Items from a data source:
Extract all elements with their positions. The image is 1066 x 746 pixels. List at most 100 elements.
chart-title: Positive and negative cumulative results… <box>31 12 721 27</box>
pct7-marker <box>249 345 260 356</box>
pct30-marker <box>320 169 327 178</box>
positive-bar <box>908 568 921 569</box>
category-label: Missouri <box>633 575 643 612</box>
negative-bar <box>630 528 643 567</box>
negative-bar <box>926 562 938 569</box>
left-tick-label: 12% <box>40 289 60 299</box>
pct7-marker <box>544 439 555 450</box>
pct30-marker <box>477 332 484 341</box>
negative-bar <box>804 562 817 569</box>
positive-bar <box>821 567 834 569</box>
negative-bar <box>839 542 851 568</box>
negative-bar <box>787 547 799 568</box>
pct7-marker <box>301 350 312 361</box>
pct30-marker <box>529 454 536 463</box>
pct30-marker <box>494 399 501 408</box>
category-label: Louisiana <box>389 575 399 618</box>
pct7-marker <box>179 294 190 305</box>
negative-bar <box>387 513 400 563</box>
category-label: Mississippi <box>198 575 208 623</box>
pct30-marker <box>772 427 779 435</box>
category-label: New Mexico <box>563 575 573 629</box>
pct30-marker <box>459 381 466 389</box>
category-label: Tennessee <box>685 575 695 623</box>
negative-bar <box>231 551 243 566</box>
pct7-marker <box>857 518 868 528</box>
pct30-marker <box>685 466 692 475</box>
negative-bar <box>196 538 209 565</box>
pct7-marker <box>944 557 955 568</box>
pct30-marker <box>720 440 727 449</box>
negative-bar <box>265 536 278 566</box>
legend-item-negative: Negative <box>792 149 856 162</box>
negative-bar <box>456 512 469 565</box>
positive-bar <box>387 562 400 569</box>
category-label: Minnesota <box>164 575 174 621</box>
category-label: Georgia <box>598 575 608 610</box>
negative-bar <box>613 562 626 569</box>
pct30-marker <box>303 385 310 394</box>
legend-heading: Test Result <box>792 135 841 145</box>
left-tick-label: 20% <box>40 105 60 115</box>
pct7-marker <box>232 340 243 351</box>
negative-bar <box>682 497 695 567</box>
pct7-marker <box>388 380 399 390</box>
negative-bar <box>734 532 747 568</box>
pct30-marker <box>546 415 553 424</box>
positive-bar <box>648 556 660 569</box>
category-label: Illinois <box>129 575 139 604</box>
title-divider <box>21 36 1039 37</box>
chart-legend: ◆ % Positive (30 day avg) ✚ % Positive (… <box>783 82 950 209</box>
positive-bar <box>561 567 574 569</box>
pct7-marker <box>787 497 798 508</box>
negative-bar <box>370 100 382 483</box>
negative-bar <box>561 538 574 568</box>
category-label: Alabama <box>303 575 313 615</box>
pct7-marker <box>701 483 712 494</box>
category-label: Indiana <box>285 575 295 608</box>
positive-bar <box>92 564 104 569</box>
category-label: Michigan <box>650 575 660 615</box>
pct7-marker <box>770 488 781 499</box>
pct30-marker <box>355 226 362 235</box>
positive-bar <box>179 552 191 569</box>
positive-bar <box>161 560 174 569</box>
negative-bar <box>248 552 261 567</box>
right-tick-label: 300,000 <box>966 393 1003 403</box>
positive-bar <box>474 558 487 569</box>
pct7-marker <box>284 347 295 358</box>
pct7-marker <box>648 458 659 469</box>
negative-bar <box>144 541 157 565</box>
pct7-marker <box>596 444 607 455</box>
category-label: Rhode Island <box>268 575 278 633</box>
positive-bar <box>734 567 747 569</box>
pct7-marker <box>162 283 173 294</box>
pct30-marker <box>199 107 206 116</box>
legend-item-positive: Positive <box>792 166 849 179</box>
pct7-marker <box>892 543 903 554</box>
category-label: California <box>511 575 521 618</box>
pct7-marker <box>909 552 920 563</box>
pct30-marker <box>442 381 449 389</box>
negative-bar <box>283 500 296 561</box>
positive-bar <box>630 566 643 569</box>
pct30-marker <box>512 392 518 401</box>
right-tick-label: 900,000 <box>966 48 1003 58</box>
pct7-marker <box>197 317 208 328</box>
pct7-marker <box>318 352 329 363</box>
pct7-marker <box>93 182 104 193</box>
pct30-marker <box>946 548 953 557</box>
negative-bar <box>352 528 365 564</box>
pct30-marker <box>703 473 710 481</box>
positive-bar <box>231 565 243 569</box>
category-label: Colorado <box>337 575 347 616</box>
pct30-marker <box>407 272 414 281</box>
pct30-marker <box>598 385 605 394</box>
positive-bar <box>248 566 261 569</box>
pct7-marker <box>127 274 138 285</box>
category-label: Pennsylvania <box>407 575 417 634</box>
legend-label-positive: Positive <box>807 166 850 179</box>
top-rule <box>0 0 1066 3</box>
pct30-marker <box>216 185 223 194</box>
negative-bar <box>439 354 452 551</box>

• **The exercise**: Update the records so that every instance of "pct30-marker" reads "pct30-point", leaving all other text unchanged.

• **Response for this exercise**:
Extract all elements with their positions. The image is 1066 x 746 pixels. List at most 100 elements.
chart-title: Positive and negative cumulative results… <box>31 12 721 27</box>
pct7-marker <box>249 345 260 356</box>
pct30-point <box>320 169 327 178</box>
positive-bar <box>908 568 921 569</box>
category-label: Missouri <box>633 575 643 612</box>
negative-bar <box>630 528 643 567</box>
negative-bar <box>926 562 938 569</box>
left-tick-label: 12% <box>40 289 60 299</box>
pct7-marker <box>544 439 555 450</box>
pct30-point <box>477 332 484 341</box>
negative-bar <box>804 562 817 569</box>
positive-bar <box>821 567 834 569</box>
negative-bar <box>839 542 851 568</box>
negative-bar <box>787 547 799 568</box>
pct7-marker <box>301 350 312 361</box>
pct30-point <box>529 454 536 463</box>
pct30-point <box>494 399 501 408</box>
category-label: Louisiana <box>389 575 399 618</box>
pct7-marker <box>179 294 190 305</box>
negative-bar <box>387 513 400 563</box>
category-label: Mississippi <box>198 575 208 623</box>
pct30-point <box>772 427 779 435</box>
category-label: New Mexico <box>563 575 573 629</box>
pct30-point <box>459 381 466 389</box>
category-label: Tennessee <box>685 575 695 623</box>
negative-bar <box>231 551 243 566</box>
pct7-marker <box>857 518 868 528</box>
pct30-point <box>685 466 692 475</box>
negative-bar <box>196 538 209 565</box>
pct7-marker <box>944 557 955 568</box>
pct30-point <box>720 440 727 449</box>
negative-bar <box>265 536 278 566</box>
legend-item-negative: Negative <box>792 149 856 162</box>
negative-bar <box>456 512 469 565</box>
positive-bar <box>387 562 400 569</box>
category-label: Minnesota <box>164 575 174 621</box>
category-label: Georgia <box>598 575 608 610</box>
negative-bar <box>613 562 626 569</box>
pct30-point <box>303 385 310 394</box>
legend-heading: Test Result <box>792 135 841 145</box>
left-tick-label: 20% <box>40 105 60 115</box>
pct7-marker <box>232 340 243 351</box>
negative-bar <box>682 497 695 567</box>
pct7-marker <box>388 380 399 390</box>
negative-bar <box>734 532 747 568</box>
pct30-point <box>546 415 553 424</box>
positive-bar <box>648 556 660 569</box>
category-label: Illinois <box>129 575 139 604</box>
title-divider <box>21 36 1039 37</box>
chart-legend: ◆ % Positive (30 day avg) ✚ % Positive (… <box>783 82 950 209</box>
positive-bar <box>561 567 574 569</box>
pct7-marker <box>787 497 798 508</box>
negative-bar <box>370 100 382 483</box>
negative-bar <box>561 538 574 568</box>
category-label: Alabama <box>303 575 313 615</box>
pct7-marker <box>701 483 712 494</box>
category-label: Indiana <box>285 575 295 608</box>
positive-bar <box>92 564 104 569</box>
category-label: Michigan <box>650 575 660 615</box>
pct7-marker <box>770 488 781 499</box>
pct30-point <box>355 226 362 235</box>
positive-bar <box>179 552 191 569</box>
positive-bar <box>161 560 174 569</box>
negative-bar <box>248 552 261 567</box>
right-tick-label: 300,000 <box>966 393 1003 403</box>
positive-bar <box>474 558 487 569</box>
pct7-marker <box>284 347 295 358</box>
pct7-marker <box>648 458 659 469</box>
negative-bar <box>144 541 157 565</box>
pct7-marker <box>596 444 607 455</box>
category-label: Rhode Island <box>268 575 278 633</box>
positive-bar <box>734 567 747 569</box>
pct7-marker <box>162 283 173 294</box>
pct30-point <box>199 107 206 116</box>
legend-item-positive: Positive <box>792 166 849 179</box>
pct7-marker <box>892 543 903 554</box>
category-label: California <box>511 575 521 618</box>
pct7-marker <box>909 552 920 563</box>
pct30-point <box>442 381 449 389</box>
negative-bar <box>283 500 296 561</box>
positive-bar <box>630 566 643 569</box>
pct30-point <box>512 392 518 401</box>
right-tick-label: 900,000 <box>966 48 1003 58</box>
pct7-marker <box>197 317 208 328</box>
pct7-marker <box>318 352 329 363</box>
pct7-marker <box>93 182 104 193</box>
pct30-point <box>946 548 953 557</box>
negative-bar <box>352 528 365 564</box>
pct30-point <box>703 473 710 481</box>
positive-bar <box>231 565 243 569</box>
category-label: Colorado <box>337 575 347 616</box>
pct30-point <box>407 272 414 281</box>
pct30-point <box>598 385 605 394</box>
positive-bar <box>248 566 261 569</box>
pct7-marker <box>127 274 138 285</box>
category-label: Pennsylvania <box>407 575 417 634</box>
legend-label-positive: Positive <box>807 166 850 179</box>
top-rule <box>0 0 1066 3</box>
pct30-point <box>216 185 223 194</box>
negative-bar <box>439 354 452 551</box>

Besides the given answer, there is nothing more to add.